**Instructions for the task:** Write out the full listing again, exactly as it stands.

**The input:**
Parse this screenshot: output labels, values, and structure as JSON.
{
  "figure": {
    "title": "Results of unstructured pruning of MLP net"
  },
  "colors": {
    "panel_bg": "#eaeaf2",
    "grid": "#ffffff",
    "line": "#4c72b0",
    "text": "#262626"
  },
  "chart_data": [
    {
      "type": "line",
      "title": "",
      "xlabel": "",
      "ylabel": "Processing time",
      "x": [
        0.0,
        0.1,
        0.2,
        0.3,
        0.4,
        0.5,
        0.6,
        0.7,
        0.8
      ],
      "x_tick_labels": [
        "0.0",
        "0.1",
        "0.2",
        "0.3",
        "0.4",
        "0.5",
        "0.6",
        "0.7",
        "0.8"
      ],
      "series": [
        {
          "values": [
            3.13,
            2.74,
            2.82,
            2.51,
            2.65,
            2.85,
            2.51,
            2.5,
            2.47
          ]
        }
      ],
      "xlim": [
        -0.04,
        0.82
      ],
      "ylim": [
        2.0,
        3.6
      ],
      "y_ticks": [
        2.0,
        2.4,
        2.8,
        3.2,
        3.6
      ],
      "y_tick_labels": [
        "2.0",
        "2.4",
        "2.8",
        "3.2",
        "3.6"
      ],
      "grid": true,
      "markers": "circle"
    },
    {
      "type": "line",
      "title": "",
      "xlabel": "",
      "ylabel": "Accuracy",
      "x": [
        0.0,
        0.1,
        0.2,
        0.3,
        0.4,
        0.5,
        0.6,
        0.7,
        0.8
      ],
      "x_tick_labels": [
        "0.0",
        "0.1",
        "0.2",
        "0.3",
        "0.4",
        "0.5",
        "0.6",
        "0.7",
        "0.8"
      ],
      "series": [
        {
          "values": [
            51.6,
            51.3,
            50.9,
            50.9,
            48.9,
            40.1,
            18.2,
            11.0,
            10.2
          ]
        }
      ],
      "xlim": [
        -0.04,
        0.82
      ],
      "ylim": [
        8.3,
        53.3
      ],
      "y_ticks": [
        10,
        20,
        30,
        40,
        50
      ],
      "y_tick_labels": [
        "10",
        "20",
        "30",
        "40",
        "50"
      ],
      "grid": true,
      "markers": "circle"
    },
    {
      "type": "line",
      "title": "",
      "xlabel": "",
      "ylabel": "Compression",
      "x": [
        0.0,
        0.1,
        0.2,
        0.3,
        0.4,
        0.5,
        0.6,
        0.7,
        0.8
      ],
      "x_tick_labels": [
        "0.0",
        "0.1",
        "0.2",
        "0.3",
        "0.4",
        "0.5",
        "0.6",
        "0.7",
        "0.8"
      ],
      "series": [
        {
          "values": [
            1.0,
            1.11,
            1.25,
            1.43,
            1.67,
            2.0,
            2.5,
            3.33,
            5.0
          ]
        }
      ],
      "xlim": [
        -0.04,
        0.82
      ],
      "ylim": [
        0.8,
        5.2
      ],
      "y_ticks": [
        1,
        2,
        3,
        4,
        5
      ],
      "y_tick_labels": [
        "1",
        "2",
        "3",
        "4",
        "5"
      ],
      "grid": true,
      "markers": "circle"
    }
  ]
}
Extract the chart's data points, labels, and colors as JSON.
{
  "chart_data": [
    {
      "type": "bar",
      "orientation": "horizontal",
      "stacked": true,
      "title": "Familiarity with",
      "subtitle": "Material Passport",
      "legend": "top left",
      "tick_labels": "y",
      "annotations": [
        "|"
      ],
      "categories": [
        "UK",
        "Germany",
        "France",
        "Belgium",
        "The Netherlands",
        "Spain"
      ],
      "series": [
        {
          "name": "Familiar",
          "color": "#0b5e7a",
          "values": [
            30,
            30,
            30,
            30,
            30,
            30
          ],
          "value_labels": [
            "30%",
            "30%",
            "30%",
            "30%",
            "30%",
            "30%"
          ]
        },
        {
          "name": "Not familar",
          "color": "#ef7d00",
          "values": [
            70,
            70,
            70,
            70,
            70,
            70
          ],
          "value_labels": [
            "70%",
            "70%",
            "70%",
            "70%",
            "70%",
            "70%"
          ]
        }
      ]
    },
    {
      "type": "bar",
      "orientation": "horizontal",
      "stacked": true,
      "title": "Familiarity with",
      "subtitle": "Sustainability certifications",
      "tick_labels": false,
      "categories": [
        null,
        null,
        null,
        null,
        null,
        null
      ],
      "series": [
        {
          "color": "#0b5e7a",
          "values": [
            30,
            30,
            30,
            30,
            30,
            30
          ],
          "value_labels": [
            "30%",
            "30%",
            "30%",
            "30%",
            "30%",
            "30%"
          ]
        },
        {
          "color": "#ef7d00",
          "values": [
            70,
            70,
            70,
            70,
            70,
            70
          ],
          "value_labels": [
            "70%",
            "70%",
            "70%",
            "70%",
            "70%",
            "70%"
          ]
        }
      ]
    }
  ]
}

**Reply:**
Parse this screenshot: output labels, values, and structure as JSON.
{
  "figure": {
    "title": "Results of unstructured pruning of MLP net"
  },
  "colors": {
    "panel_bg": "#eaeaf2",
    "grid": "#ffffff",
    "line": "#4c72b0",
    "text": "#262626"
  },
  "chart_data": [
    {
      "type": "line",
      "title": "",
      "xlabel": "",
      "ylabel": "Processing time",
      "x": [
        0.0,
        0.1,
        0.2,
        0.3,
        0.4,
        0.5,
        0.6,
        0.7,
        0.8
      ],
      "x_tick_labels": [
        "0.0",
        "0.1",
        "0.2",
        "0.3",
        "0.4",
        "0.5",
        "0.6",
        "0.7",
        "0.8"
      ],
      "series": [
        {
          "values": [
            3.13,
            2.74,
            2.82,
            2.51,
            2.65,
            2.85,
            2.51,
            2.5,
            2.47
          ]
        }
      ],
      "xlim": [
        -0.04,
        0.82
      ],
      "ylim": [
        2.0,
        3.6
      ],
      "y_ticks": [
        2.0,
        2.4,
        2.8,
        3.2,
        3.6
      ],
      "y_tick_labels": [
        "2.0",
        "2.4",
        "2.8",
        "3.2",
        "3.6"
      ],
      "grid": true,
      "markers": "circle"
    },
    {
      "type": "line",
      "title": "",
      "xlabel": "",
      "ylabel": "Accuracy",
      "x": [
        0.0,
        0.1,
        0.2,
        0.3,
        0.4,
        0.5,
        0.6,
        0.7,
        0.8
      ],
      "x_tick_labels": [
        "0.0",
        "0.1",
        "0.2",
        "0.3",
        "0.4",
        "0.5",
        "0.6",
        "0.7",
        "0.8"
      ],
      "series": [
        {
          "values": [
            51.6,
            51.3,
            50.9,
            50.9,
            48.9,
            40.1,
            18.2,
            11.0,
            10.2
          ]
        }
      ],
      "xlim": [
        -0.04,
        0.82
      ],
      "ylim": [
        8.3,
        53.3
      ],
      "y_ticks": [
        10,
        20,
        30,
        40,
        50
      ],
      "y_tick_labels": [
        "10",
        "20",
        "30",
        "40",
        "50"
      ],
      "grid": true,
      "markers": "circle"
    },
    {
      "type": "line",
      "title": "",
      "xlabel": "",
      "ylabel": "Compression",
      "x": [
        0.0,
        0.1,
        0.2,
        0.3,
        0.4,
        0.5,
        0.6,
        0.7,
        0.8
      ],
      "x_tick_labels": [
        "0.0",
        "0.1",
        "0.2",
        "0.3",
        "0.4",
        "0.5",
        "0.6",
        "0.7",
        "0.8"
      ],
      "series": [
        {
          "values": [
            1.0,
            1.11,
            1.25,
            1.43,
            1.67,
            2.0,
            2.5,
            3.33,
            5.0
          ]
        }
      ],
      "xlim": [
        -0.04,
        0.82
      ],
      "ylim": [
        0.8,
        5.2
      ],
      "y_ticks": [
        1,
        2,
        3,
        4,
        5
      ],
      "y_tick_labels": [
        "1",
        "2",
        "3",
        "4",
        "5"
      ],
      "grid": true,
      "markers": "circle"
    }
  ]
}
Extract the chart's data points, labels, and colors as JSON.
{
  "chart_data": [
    {
      "type": "bar",
      "orientation": "horizontal",
      "stacked": true,
      "title": "Familiarity with",
      "subtitle": "Material Passport",
      "legend": "top left",
      "tick_labels": "y",
      "annotations": [
        "|"
      ],
      "categories": [
        "UK",
        "Germany",
        "France",
        "Belgium",
        "The Netherlands",
        "Spain"
      ],
      "series": [
        {
          "name": "Familiar",
          "color": "#0b5e7a",
          "values": [
            30,
            30,
            30,
            30,
            30,
            30
          ],
          "value_labels": [
            "30%",
            "30%",
            "30%",
            "30%",
            "30%",
            "30%"
          ]
        },
        {
          "name": "Not familar",
          "color": "#ef7d00",
          "values": [
            70,
            70,
            70,
            70,
            70,
            70
          ],
          "value_labels": [
            "70%",
            "70%",
            "70%",
            "70%",
            "70%",
            "70%"
          ]
        }
      ]
    },
    {
      "type": "bar",
      "orientation": "horizontal",
      "stacked": true,
      "title": "Familiarity with",
      "subtitle": "Sustainability certifications",
      "tick_labels": false,
      "categories": [
        null,
        null,
        null,
        null,
        null,
        null
      ],
      "series": [
        {
          "color": "#0b5e7a",
          "values": [
            30,
            30,
            30,
            30,
            30,
            30
          ],
          "value_labels": [
            "30%",
            "30%",
            "30%",
            "30%",
            "30%",
            "30%"
          ]
        },
        {
          "color": "#ef7d00",
          "values": [
            70,
            70,
            70,
            70,
            70,
            70
          ],
          "value_labels": [
            "70%",
            "70%",
            "70%",
            "70%",
            "70%",
            "70%"
          ]
        }
      ]
    }
  ]
}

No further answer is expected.